--- What is being asked ---
Please transcribe the data below exactly. Leave the pictures out.

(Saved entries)
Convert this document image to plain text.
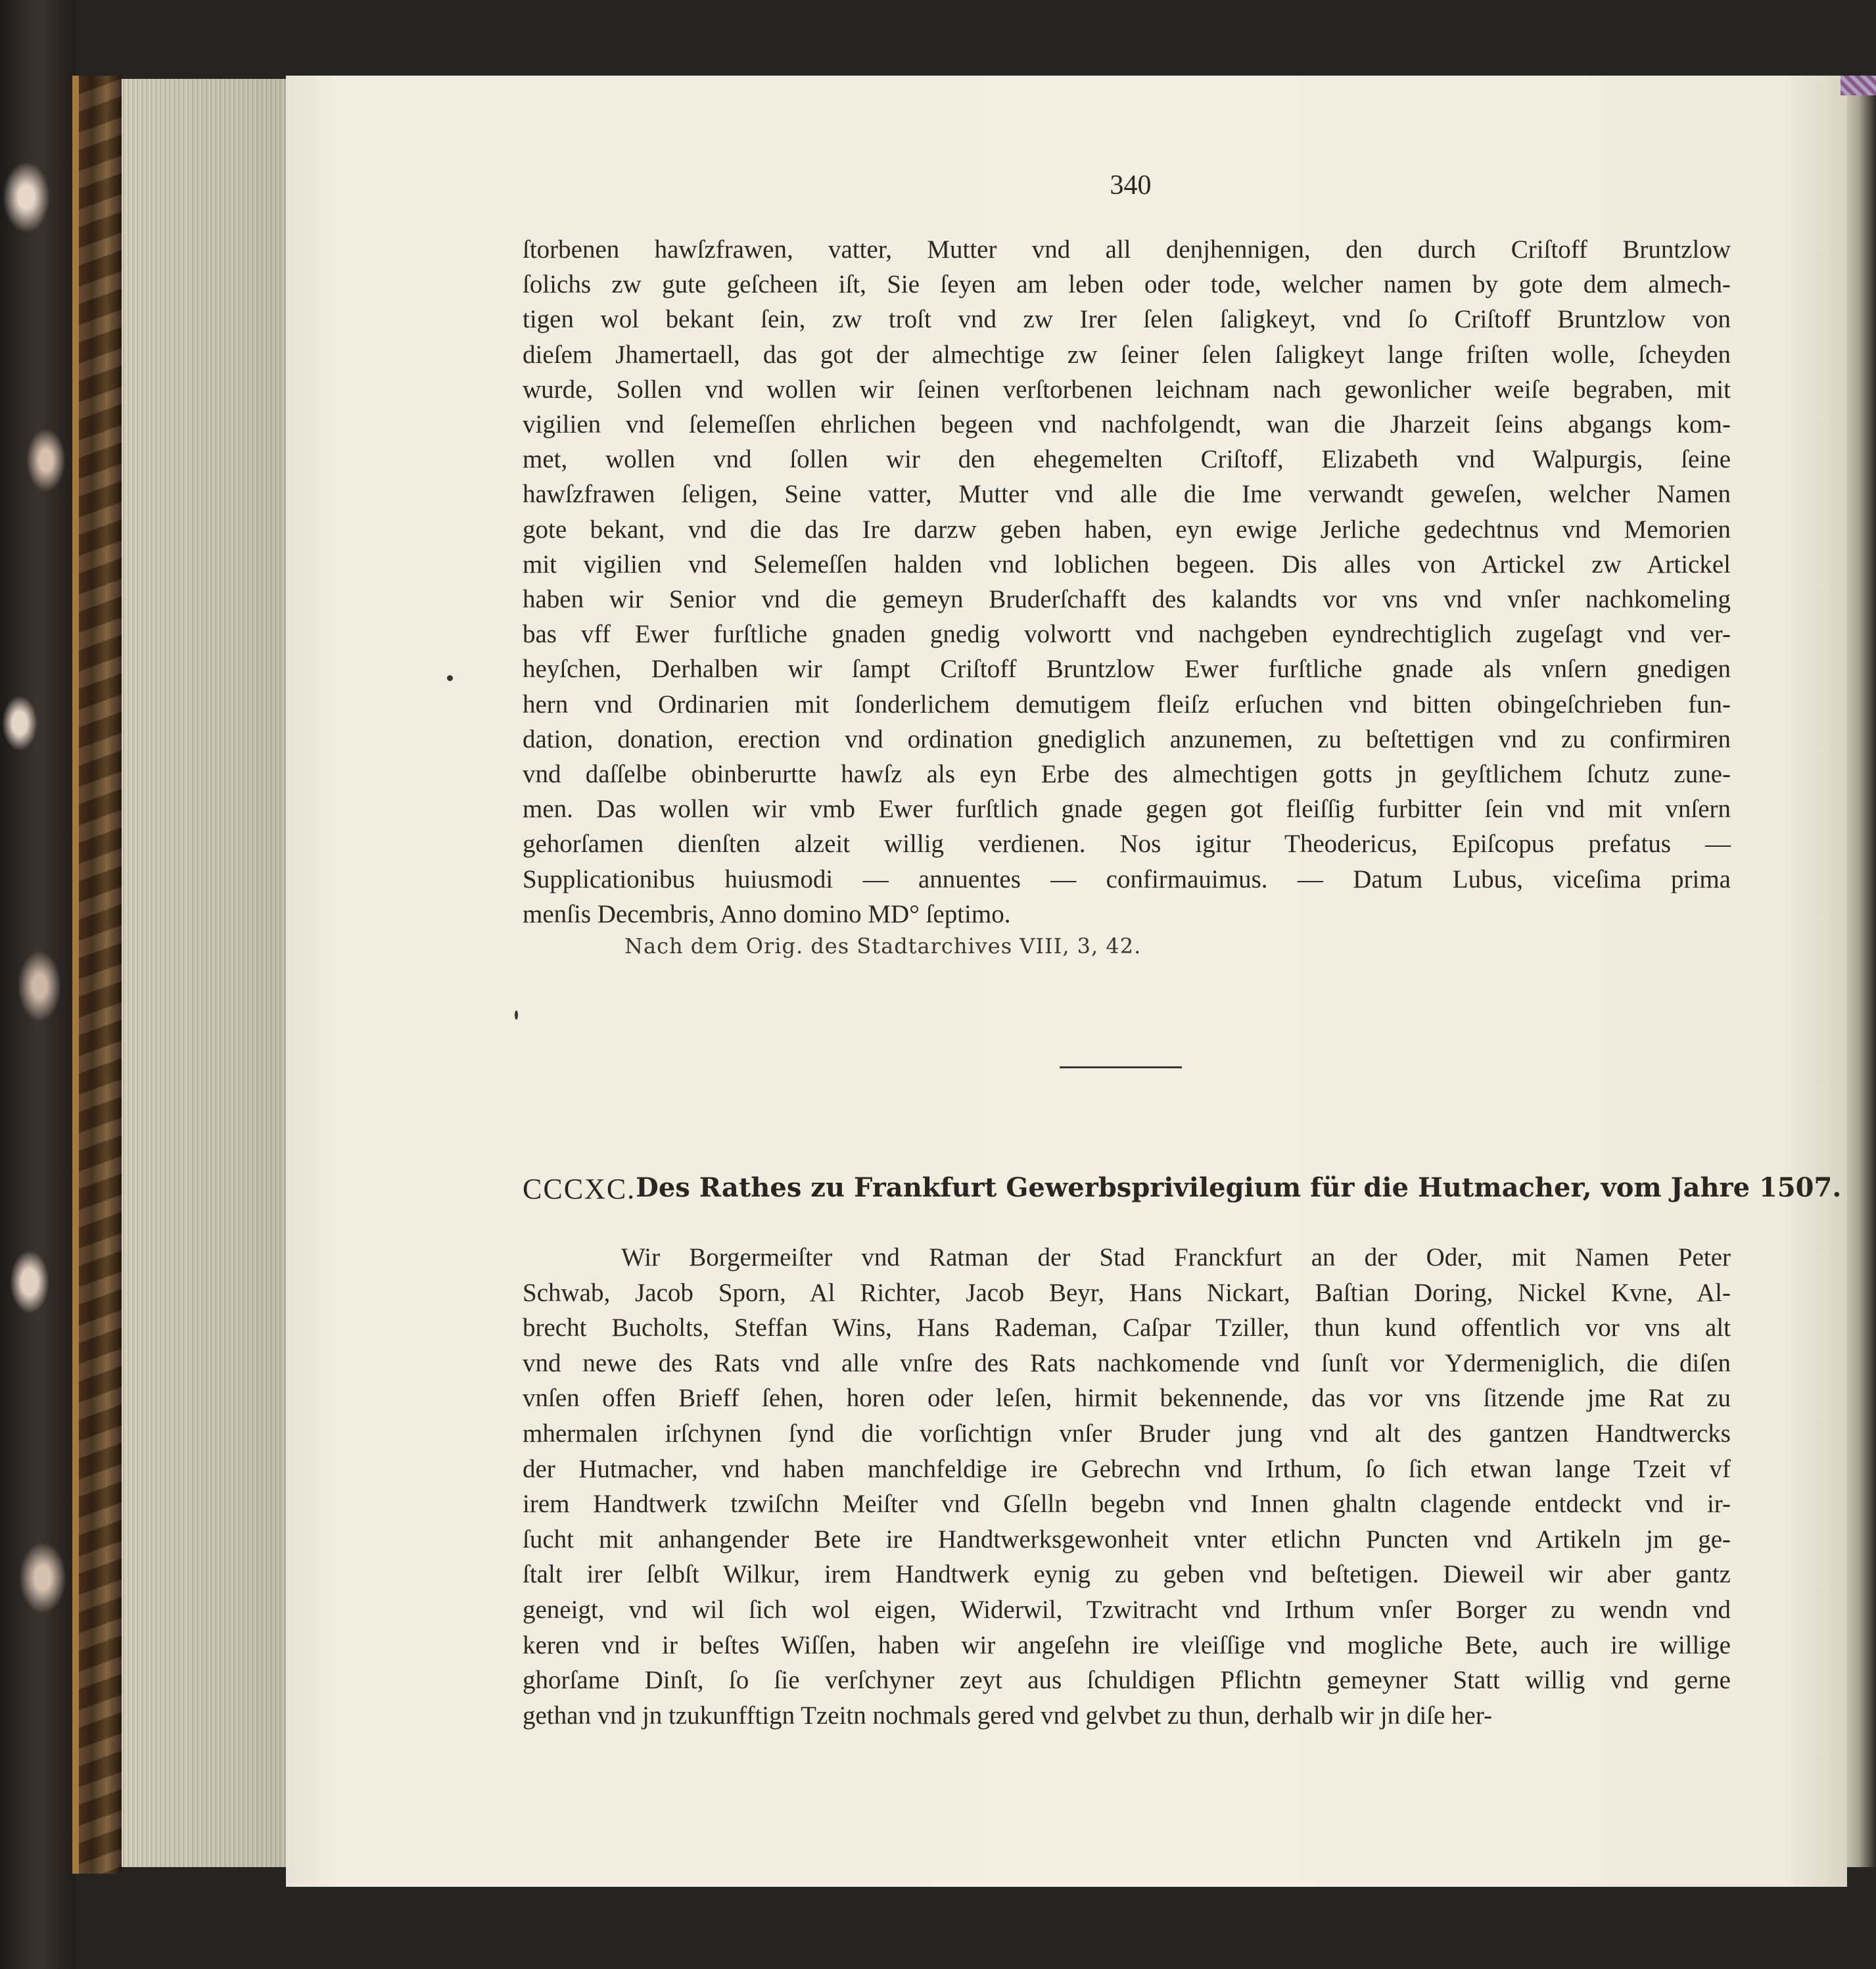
340
ſtorbenen hawſzfrawen, vatter, Mutter vnd all denjhennigen, den durch Criſtoff Bruntzlow
ſolichs zw gute geſcheen iſt, Sie ſeyen am leben oder tode, welcher namen by gote dem almech-
tigen wol bekant ſein, zw troſt vnd zw Irer ſelen ſaligkeyt, vnd ſo Criſtoff Bruntzlow von
dieſem Jhamertaell, das got der almechtige zw ſeiner ſelen ſaligkeyt lange friſten wolle, ſcheyden
wurde, Sollen vnd wollen wir ſeinen verſtorbenen leichnam nach gewonlicher weiſe begraben, mit
vigilien vnd ſelemeſſen ehrlichen begeen vnd nachfolgendt, wan die Jharzeit ſeins abgangs kom-
met, wollen vnd ſollen wir den ehegemelten Criſtoff, Elizabeth vnd Walpurgis, ſeine
hawſzfrawen ſeligen, Seine vatter, Mutter vnd alle die Ime verwandt geweſen, welcher Namen
gote bekant, vnd die das Ire darzw geben haben, eyn ewige Jerliche gedechtnus vnd Memorien
mit vigilien vnd Selemeſſen halden vnd loblichen begeen. Dis alles von Artickel zw Artickel
haben wir Senior vnd die gemeyn Bruderſchafft des kalandts vor vns vnd vnſer nachkomeling
bas vff Ewer furſtliche gnaden gnedig volwortt vnd nachgeben eyndrechtiglich zugeſagt vnd ver-
heyſchen, Derhalben wir ſampt Criſtoff Bruntzlow Ewer furſtliche gnade als vnſern gnedigen
hern vnd Ordinarien mit ſonderlichem demutigem fleiſz erſuchen vnd bitten obingeſchrieben fun-
dation, donation, erection vnd ordination gnediglich anzunemen, zu beſtettigen vnd zu confirmiren
vnd daſſelbe obinberurtte hawſz als eyn Erbe des almechtigen gotts jn geyſtlichem ſchutz zune-
men. Das wollen wir vmb Ewer furſtlich gnade gegen got fleiſſig furbitter ſein vnd mit vnſern
gehorſamen dienſten alzeit willig verdienen. Nos igitur Theodericus, Epiſcopus prefatus —
Supplicationibus huiusmodi — annuentes — confirmauimus. — Datum Lubus, viceſima prima
menſis Decembris, Anno domino MD° ſeptimo.
Nach dem Orig. des Stadtarchives VIII, 3, 42.
CCCXC. Des Rathes zu Frankfurt Gewerbsprivilegium für die Hutmacher, vom Jahre 1507.
Wir Borgermeiſter vnd Ratman der Stad Franckfurt an der Oder, mit Namen Peter
Schwab, Jacob Sporn, Al Richter, Jacob Beyr, Hans Nickart, Baſtian Doring, Nickel Kvne, Al-
brecht Bucholts, Steffan Wins, Hans Rademan, Caſpar Tziller, thun kund offentlich vor vns alt
vnd newe des Rats vnd alle vnſre des Rats nachkomende vnd ſunſt vor Ydermeniglich, die diſen
vnſen offen Brieff ſehen, horen oder leſen, hirmit bekennende, das vor vns ſitzende jme Rat zu
mhermalen irſchynen ſynd die vorſichtign vnſer Bruder jung vnd alt des gantzen Handtwercks
der Hutmacher, vnd haben manchfeldige ire Gebrechn vnd Irthum, ſo ſich etwan lange Tzeit vf
irem Handtwerk tzwiſchn Meiſter vnd Gſelln begebn vnd Innen ghaltn clagende entdeckt vnd ir-
ſucht mit anhangender Bete ire Handtwerksgewonheit vnter etlichn Puncten vnd Artikeln jm ge-
ſtalt irer ſelbſt Wilkur, irem Handtwerk eynig zu geben vnd beſtetigen. Dieweil wir aber gantz
geneigt, vnd wil ſich wol eigen, Widerwil, Tzwitracht vnd Irthum vnſer Borger zu wendn vnd
keren vnd ir beſtes Wiſſen, haben wir angeſehn ire vleiſſige vnd mogliche Bete, auch ire willige
ghorſame Dinſt, ſo ſie verſchyner zeyt aus ſchuldigen Pflichtn gemeyner Statt willig vnd gerne
gethan vnd jn tzukunfftign Tzeitn nochmals gered vnd gelvbet zu thun, derhalb wir jn diſe her-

--- Response to this task ---
Convert this document image to plain text.
340
ſtorbenen hawſzfrawen, vatter, Mutter vnd all denjhennigen, den durch Criſtoff Bruntzlow
ſolichs zw gute geſcheen iſt, Sie ſeyen am leben oder tode, welcher namen by gote dem almech-
tigen wol bekant ſein, zw troſt vnd zw Irer ſelen ſaligkeyt, vnd ſo Criſtoff Bruntzlow von
dieſem Jhamertaell, das got der almechtige zw ſeiner ſelen ſaligkeyt lange friſten wolle, ſcheyden
wurde, Sollen vnd wollen wir ſeinen verſtorbenen leichnam nach gewonlicher weiſe begraben, mit
vigilien vnd ſelemeſſen ehrlichen begeen vnd nachfolgendt, wan die Jharzeit ſeins abgangs kom-
met, wollen vnd ſollen wir den ehegemelten Criſtoff, Elizabeth vnd Walpurgis, ſeine
hawſzfrawen ſeligen, Seine vatter, Mutter vnd alle die Ime verwandt geweſen, welcher Namen
gote bekant, vnd die das Ire darzw geben haben, eyn ewige Jerliche gedechtnus vnd Memorien
mit vigilien vnd Selemeſſen halden vnd loblichen begeen. Dis alles von Artickel zw Artickel
haben wir Senior vnd die gemeyn Bruderſchafft des kalandts vor vns vnd vnſer nachkomeling
bas vff Ewer furſtliche gnaden gnedig volwortt vnd nachgeben eyndrechtiglich zugeſagt vnd ver-
heyſchen, Derhalben wir ſampt Criſtoff Bruntzlow Ewer furſtliche gnade als vnſern gnedigen
hern vnd Ordinarien mit ſonderlichem demutigem fleiſz erſuchen vnd bitten obingeſchrieben fun-
dation, donation, erection vnd ordination gnediglich anzunemen, zu beſtettigen vnd zu confirmiren
vnd daſſelbe obinberurtte hawſz als eyn Erbe des almechtigen gotts jn geyſtlichem ſchutz zune-
men. Das wollen wir vmb Ewer furſtlich gnade gegen got fleiſſig furbitter ſein vnd mit vnſern
gehorſamen dienſten alzeit willig verdienen. Nos igitur Theodericus, Epiſcopus prefatus —
Supplicationibus huiusmodi — annuentes — confirmauimus. — Datum Lubus, viceſima prima
menſis Decembris, Anno domino MD° ſeptimo.
Nach dem Orig. des Stadtarchives VIII, 3, 42.
CCCXC. Des Rathes zu Frankfurt Gewerbsprivilegium für die Hutmacher, vom Jahre 1507.
Wir Borgermeiſter vnd Ratman der Stad Franckfurt an der Oder, mit Namen Peter
Schwab, Jacob Sporn, Al Richter, Jacob Beyr, Hans Nickart, Baſtian Doring, Nickel Kvne, Al-
brecht Bucholts, Steffan Wins, Hans Rademan, Caſpar Tziller, thun kund offentlich vor vns alt
vnd newe des Rats vnd alle vnſre des Rats nachkomende vnd ſunſt vor Ydermeniglich, die diſen
vnſen offen Brieff ſehen, horen oder leſen, hirmit bekennende, das vor vns ſitzende jme Rat zu
mhermalen irſchynen ſynd die vorſichtign vnſer Bruder jung vnd alt des gantzen Handtwercks
der Hutmacher, vnd haben manchfeldige ire Gebrechn vnd Irthum, ſo ſich etwan lange Tzeit vf
irem Handtwerk tzwiſchn Meiſter vnd Gſelln begebn vnd Innen ghaltn clagende entdeckt vnd ir-
ſucht mit anhangender Bete ire Handtwerksgewonheit vnter etlichn Puncten vnd Artikeln jm ge-
ſtalt irer ſelbſt Wilkur, irem Handtwerk eynig zu geben vnd beſtetigen. Dieweil wir aber gantz
geneigt, vnd wil ſich wol eigen, Widerwil, Tzwitracht vnd Irthum vnſer Borger zu wendn vnd
keren vnd ir beſtes Wiſſen, haben wir angeſehn ire vleiſſige vnd mogliche Bete, auch ire willige
ghorſame Dinſt, ſo ſie verſchyner zeyt aus ſchuldigen Pflichtn gemeyner Statt willig vnd gerne
gethan vnd jn tzukunfftign Tzeitn nochmals gered vnd gelvbet zu thun, derhalb wir jn diſe her-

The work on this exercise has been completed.